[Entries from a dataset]

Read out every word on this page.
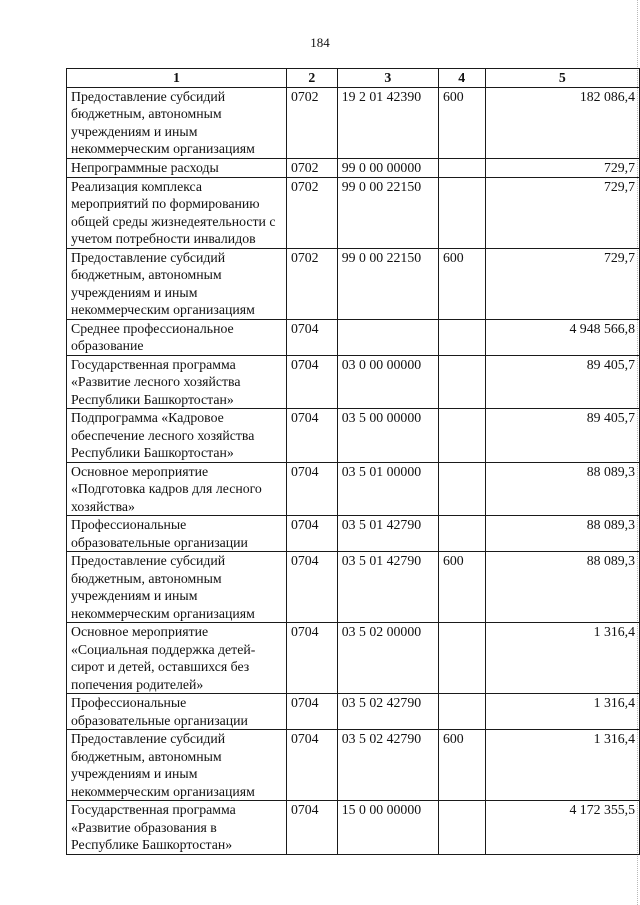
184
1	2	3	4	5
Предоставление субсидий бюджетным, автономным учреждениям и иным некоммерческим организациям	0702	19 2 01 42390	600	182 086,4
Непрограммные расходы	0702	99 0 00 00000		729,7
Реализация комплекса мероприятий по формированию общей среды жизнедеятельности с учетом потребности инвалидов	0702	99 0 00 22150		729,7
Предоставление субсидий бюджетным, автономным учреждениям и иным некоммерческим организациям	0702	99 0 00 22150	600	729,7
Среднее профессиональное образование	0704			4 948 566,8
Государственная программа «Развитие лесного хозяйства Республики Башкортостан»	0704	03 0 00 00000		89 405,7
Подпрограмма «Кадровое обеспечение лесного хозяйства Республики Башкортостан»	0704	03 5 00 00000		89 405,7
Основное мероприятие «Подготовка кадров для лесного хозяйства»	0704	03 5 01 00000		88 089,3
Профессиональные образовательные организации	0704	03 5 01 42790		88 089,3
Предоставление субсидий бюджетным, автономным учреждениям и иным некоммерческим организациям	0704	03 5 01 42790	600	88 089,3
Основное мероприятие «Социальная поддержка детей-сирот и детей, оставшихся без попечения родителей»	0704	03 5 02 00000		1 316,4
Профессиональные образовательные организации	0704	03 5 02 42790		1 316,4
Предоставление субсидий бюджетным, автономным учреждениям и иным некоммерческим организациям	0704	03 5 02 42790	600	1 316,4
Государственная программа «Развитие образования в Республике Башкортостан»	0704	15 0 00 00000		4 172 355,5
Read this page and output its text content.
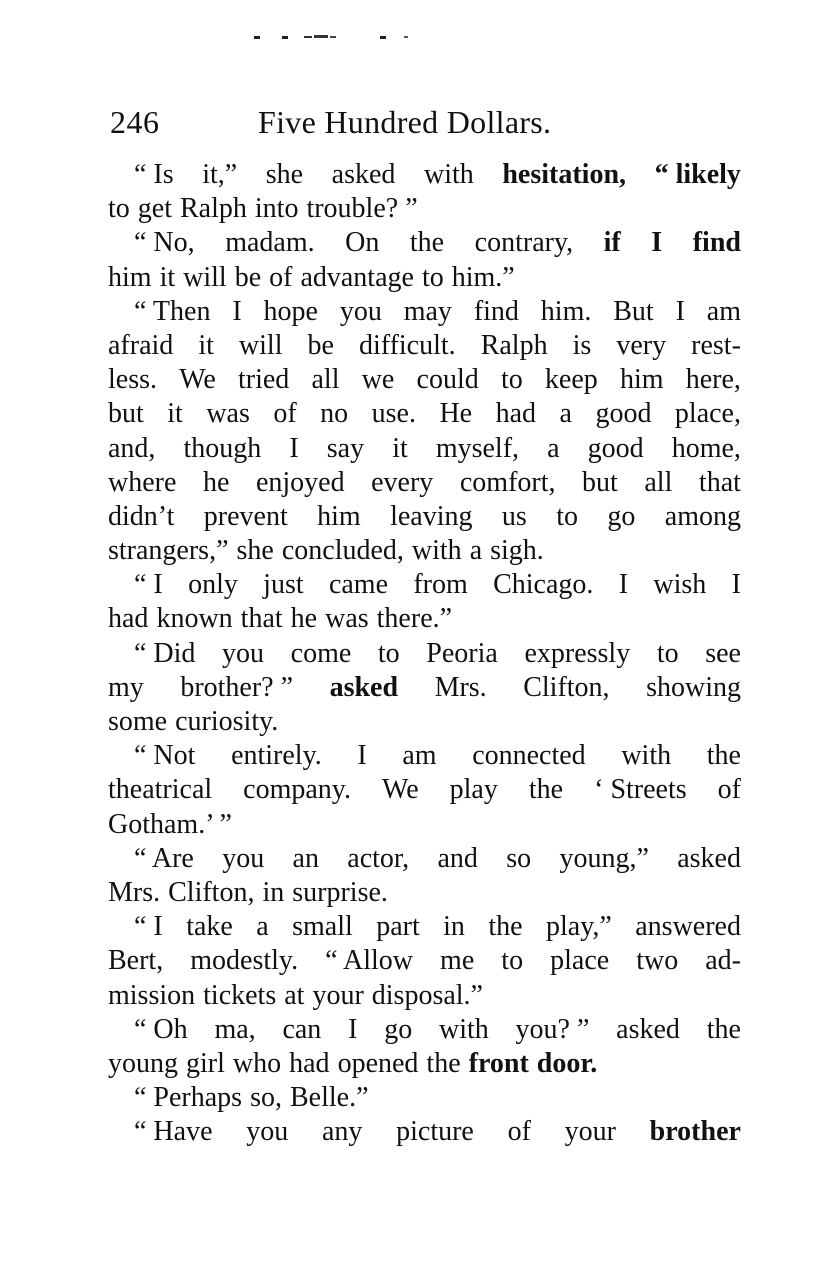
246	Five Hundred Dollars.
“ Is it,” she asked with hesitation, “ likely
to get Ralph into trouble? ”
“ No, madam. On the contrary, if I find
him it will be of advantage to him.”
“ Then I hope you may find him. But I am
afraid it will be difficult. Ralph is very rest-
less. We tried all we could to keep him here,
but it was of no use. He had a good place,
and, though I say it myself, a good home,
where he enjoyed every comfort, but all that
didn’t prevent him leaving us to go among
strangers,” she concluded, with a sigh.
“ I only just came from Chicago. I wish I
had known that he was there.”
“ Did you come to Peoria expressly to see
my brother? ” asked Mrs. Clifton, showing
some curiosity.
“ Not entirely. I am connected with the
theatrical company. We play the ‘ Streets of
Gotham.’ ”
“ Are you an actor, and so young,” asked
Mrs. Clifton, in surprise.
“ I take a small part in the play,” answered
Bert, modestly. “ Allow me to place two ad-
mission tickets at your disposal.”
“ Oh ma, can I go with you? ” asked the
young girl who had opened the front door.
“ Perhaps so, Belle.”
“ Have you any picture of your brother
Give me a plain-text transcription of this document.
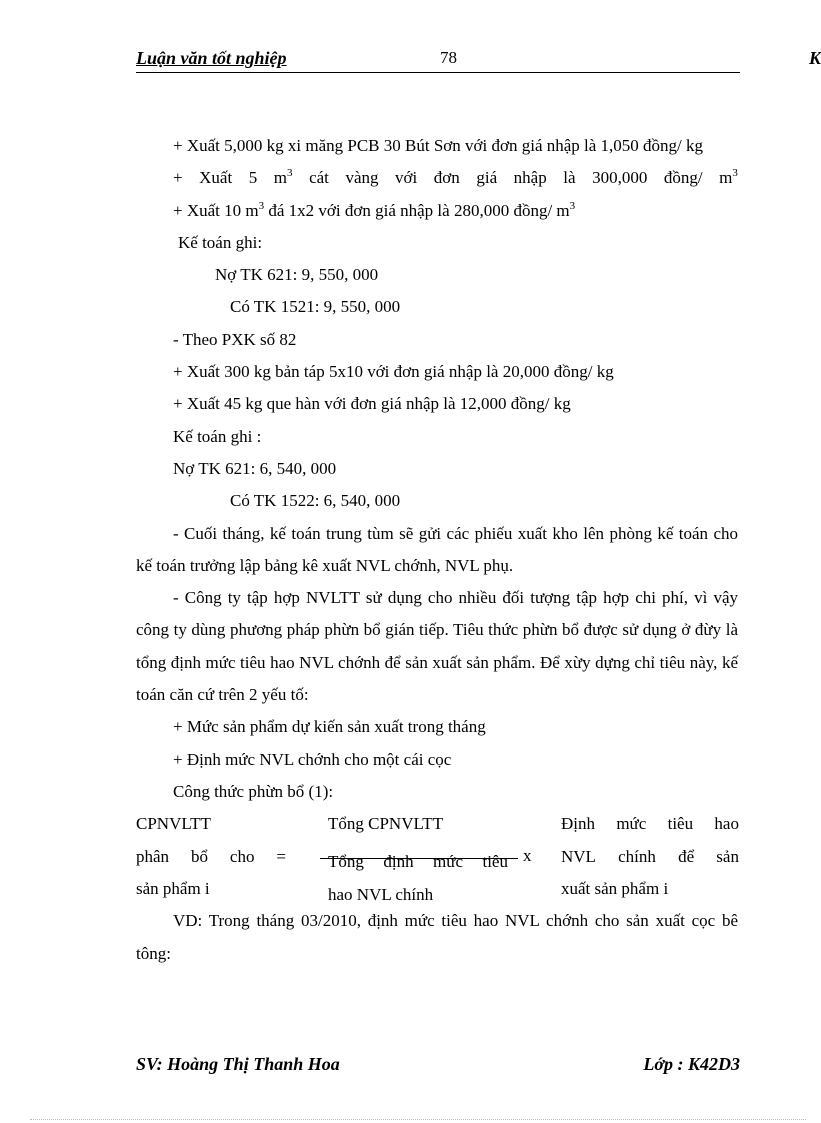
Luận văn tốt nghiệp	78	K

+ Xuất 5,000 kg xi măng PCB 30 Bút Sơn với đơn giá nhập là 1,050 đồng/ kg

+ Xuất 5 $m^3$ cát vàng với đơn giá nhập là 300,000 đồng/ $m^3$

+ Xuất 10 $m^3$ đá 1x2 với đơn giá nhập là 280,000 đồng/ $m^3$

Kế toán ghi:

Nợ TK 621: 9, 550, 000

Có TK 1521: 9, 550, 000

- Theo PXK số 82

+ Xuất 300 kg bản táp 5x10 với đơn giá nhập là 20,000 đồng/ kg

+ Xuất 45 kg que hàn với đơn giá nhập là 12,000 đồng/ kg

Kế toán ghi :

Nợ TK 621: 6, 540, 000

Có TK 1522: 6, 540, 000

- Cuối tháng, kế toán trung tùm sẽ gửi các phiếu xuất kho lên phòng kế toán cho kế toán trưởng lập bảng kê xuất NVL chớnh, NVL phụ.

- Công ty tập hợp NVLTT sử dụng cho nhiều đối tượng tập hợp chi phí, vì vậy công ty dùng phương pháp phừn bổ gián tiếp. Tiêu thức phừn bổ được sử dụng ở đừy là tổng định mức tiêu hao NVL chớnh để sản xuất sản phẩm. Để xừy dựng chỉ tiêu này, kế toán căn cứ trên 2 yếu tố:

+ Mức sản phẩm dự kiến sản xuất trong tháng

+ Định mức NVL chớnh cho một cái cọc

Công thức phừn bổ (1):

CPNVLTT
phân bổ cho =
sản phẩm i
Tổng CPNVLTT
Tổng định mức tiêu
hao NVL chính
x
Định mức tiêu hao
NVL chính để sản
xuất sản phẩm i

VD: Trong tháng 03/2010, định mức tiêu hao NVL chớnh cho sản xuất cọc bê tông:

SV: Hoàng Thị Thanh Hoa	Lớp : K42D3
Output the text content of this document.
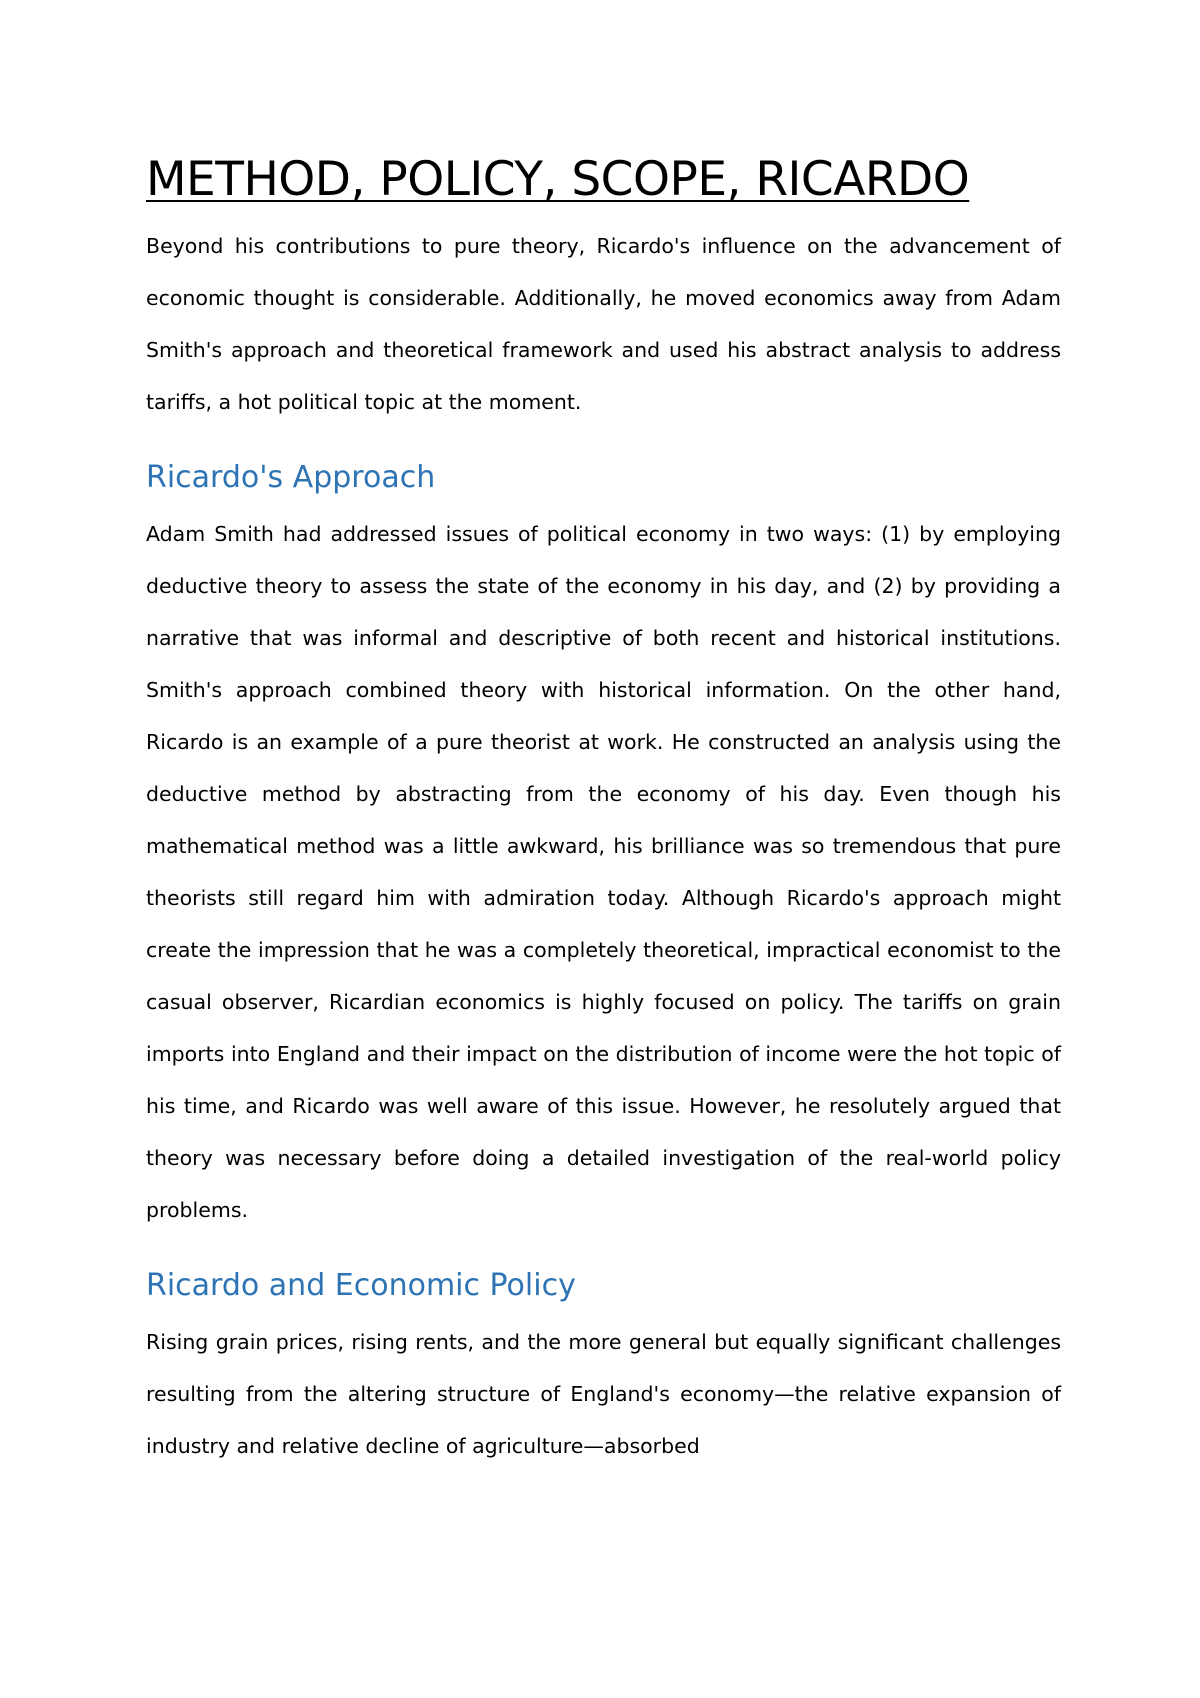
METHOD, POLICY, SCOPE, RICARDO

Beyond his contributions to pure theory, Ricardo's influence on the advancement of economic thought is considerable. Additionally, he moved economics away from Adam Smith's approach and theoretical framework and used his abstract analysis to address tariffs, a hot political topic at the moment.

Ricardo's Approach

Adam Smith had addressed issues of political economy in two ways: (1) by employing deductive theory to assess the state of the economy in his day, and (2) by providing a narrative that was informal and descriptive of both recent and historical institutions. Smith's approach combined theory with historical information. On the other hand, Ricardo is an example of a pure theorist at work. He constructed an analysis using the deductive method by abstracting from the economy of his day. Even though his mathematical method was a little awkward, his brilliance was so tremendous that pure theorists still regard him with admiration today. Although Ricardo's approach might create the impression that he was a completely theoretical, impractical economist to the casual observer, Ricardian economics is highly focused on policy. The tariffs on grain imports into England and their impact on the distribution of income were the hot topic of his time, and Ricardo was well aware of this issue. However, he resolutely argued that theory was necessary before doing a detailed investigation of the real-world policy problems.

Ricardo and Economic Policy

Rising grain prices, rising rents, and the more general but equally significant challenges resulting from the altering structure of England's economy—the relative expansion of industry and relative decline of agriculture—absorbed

◆ WORK INSTRUCTIONS
Print every entry exactly as written, without the pictures.

◆ THE RESPONSE
Read out every word on this page.
184
1	2	3	4	5
Предоставление субсидий бюджетным, автономным учреждениям и иным некоммерческим организациям	0702	19 2 01 42390	600	182 086,4
Непрограммные расходы	0702	99 0 00 00000		729,7
Реализация комплекса мероприятий по формированию общей среды жизнедеятельности с учетом потребности инвалидов	0702	99 0 00 22150		729,7
Предоставление субсидий бюджетным, автономным учреждениям и иным некоммерческим организациям	0702	99 0 00 22150	600	729,7
Среднее профессиональное образование	0704			4 948 566,8
Государственная программа «Развитие лесного хозяйства Республики Башкортостан»	0704	03 0 00 00000		89 405,7
Подпрограмма «Кадровое обеспечение лесного хозяйства Республики Башкортостан»	0704	03 5 00 00000		89 405,7
Основное мероприятие «Подготовка кадров для лесного хозяйства»	0704	03 5 01 00000		88 089,3
Профессиональные образовательные организации	0704	03 5 01 42790		88 089,3
Предоставление субсидий бюджетным, автономным учреждениям и иным некоммерческим организациям	0704	03 5 01 42790	600	88 089,3
Основное мероприятие «Социальная поддержка детей-сирот и детей, оставшихся без попечения родителей»	0704	03 5 02 00000		1 316,4
Профессиональные образовательные организации	0704	03 5 02 42790		1 316,4
Предоставление субсидий бюджетным, автономным учреждениям и иным некоммерческим организациям	0704	03 5 02 42790	600	1 316,4
Государственная программа «Развитие образования в Республике Башкортостан»	0704	15 0 00 00000		4 172 355,5
Read this page and output its text content.
246	Five Hundred Dollars.
“ Is it,” she asked with hesitation, “ likely
to get Ralph into trouble? ”
“ No, madam. On the contrary, if I find
him it will be of advantage to him.”
“ Then I hope you may find him. But I am
afraid it will be difficult. Ralph is very rest-
less. We tried all we could to keep him here,
but it was of no use. He had a good place,
and, though I say it myself, a good home,
where he enjoyed every comfort, but all that
didn’t prevent him leaving us to go among
strangers,” she concluded, with a sigh.
“ I only just came from Chicago. I wish I
had known that he was there.”
“ Did you come to Peoria expressly to see
my brother? ” asked Mrs. Clifton, showing
some curiosity.
“ Not entirely. I am connected with the
theatrical company. We play the ‘ Streets of
Gotham.’ ”
“ Are you an actor, and so young,” asked
Mrs. Clifton, in surprise.
“ I take a small part in the play,” answered
Bert, modestly. “ Allow me to place two ad-
mission tickets at your disposal.”
“ Oh ma, can I go with you? ” asked the
young girl who had opened the front door.
“ Perhaps so, Belle.”
“ Have you any picture of your brother
Give me a plain-text transcription of this document.
Luận văn tốt nghiệp	78	K

+ Xuất 5,000 kg xi măng PCB 30 Bút Sơn với đơn giá nhập là 1,050 đồng/ kg

+ Xuất 5 $m^3$ cát vàng với đơn giá nhập là 300,000 đồng/ $m^3$

+ Xuất 10 $m^3$ đá 1x2 với đơn giá nhập là 280,000 đồng/ $m^3$

Kế toán ghi:

Nợ TK 621: 9, 550, 000

Có TK 1521: 9, 550, 000

- Theo PXK số 82

+ Xuất 300 kg bản táp 5x10 với đơn giá nhập là 20,000 đồng/ kg

+ Xuất 45 kg que hàn với đơn giá nhập là 12,000 đồng/ kg

Kế toán ghi :

Nợ TK 621: 6, 540, 000

Có TK 1522: 6, 540, 000

- Cuối tháng, kế toán trung tùm sẽ gửi các phiếu xuất kho lên phòng kế toán cho kế toán trưởng lập bảng kê xuất NVL chớnh, NVL phụ.

- Công ty tập hợp NVLTT sử dụng cho nhiều đối tượng tập hợp chi phí, vì vậy công ty dùng phương pháp phừn bổ gián tiếp. Tiêu thức phừn bổ được sử dụng ở đừy là tổng định mức tiêu hao NVL chớnh để sản xuất sản phẩm. Để xừy dựng chỉ tiêu này, kế toán căn cứ trên 2 yếu tố:

+ Mức sản phẩm dự kiến sản xuất trong tháng

+ Định mức NVL chớnh cho một cái cọc

Công thức phừn bổ (1):

CPNVLTT
phân bổ cho =
sản phẩm i
Tổng CPNVLTT
Tổng định mức tiêu
hao NVL chính
x
Định mức tiêu hao
NVL chính để sản
xuất sản phẩm i

VD: Trong tháng 03/2010, định mức tiêu hao NVL chớnh cho sản xuất cọc bê tông:

SV: Hoàng Thị Thanh Hoa	Lớp : K42D3
Output the text content of this document.
METHOD, POLICY, SCOPE, RICARDO

Beyond his contributions to pure theory, Ricardo's influence on the advancement of economic thought is considerable. Additionally, he moved economics away from Adam Smith's approach and theoretical framework and used his abstract analysis to address tariffs, a hot political topic at the moment.

Ricardo's Approach

Adam Smith had addressed issues of political economy in two ways: (1) by employing deductive theory to assess the state of the economy in his day, and (2) by providing a narrative that was informal and descriptive of both recent and historical institutions. Smith's approach combined theory with historical information. On the other hand, Ricardo is an example of a pure theorist at work. He constructed an analysis using the deductive method by abstracting from the economy of his day. Even though his mathematical method was a little awkward, his brilliance was so tremendous that pure theorists still regard him with admiration today. Although Ricardo's approach might create the impression that he was a completely theoretical, impractical economist to the casual observer, Ricardian economics is highly focused on policy. The tariffs on grain imports into England and their impact on the distribution of income were the hot topic of his time, and Ricardo was well aware of this issue. However, he resolutely argued that theory was necessary before doing a detailed investigation of the real-world policy problems.

Ricardo and Economic Policy

Rising grain prices, rising rents, and the more general but equally significant challenges resulting from the altering structure of England's economy—the relative expansion of industry and relative decline of agriculture—absorbed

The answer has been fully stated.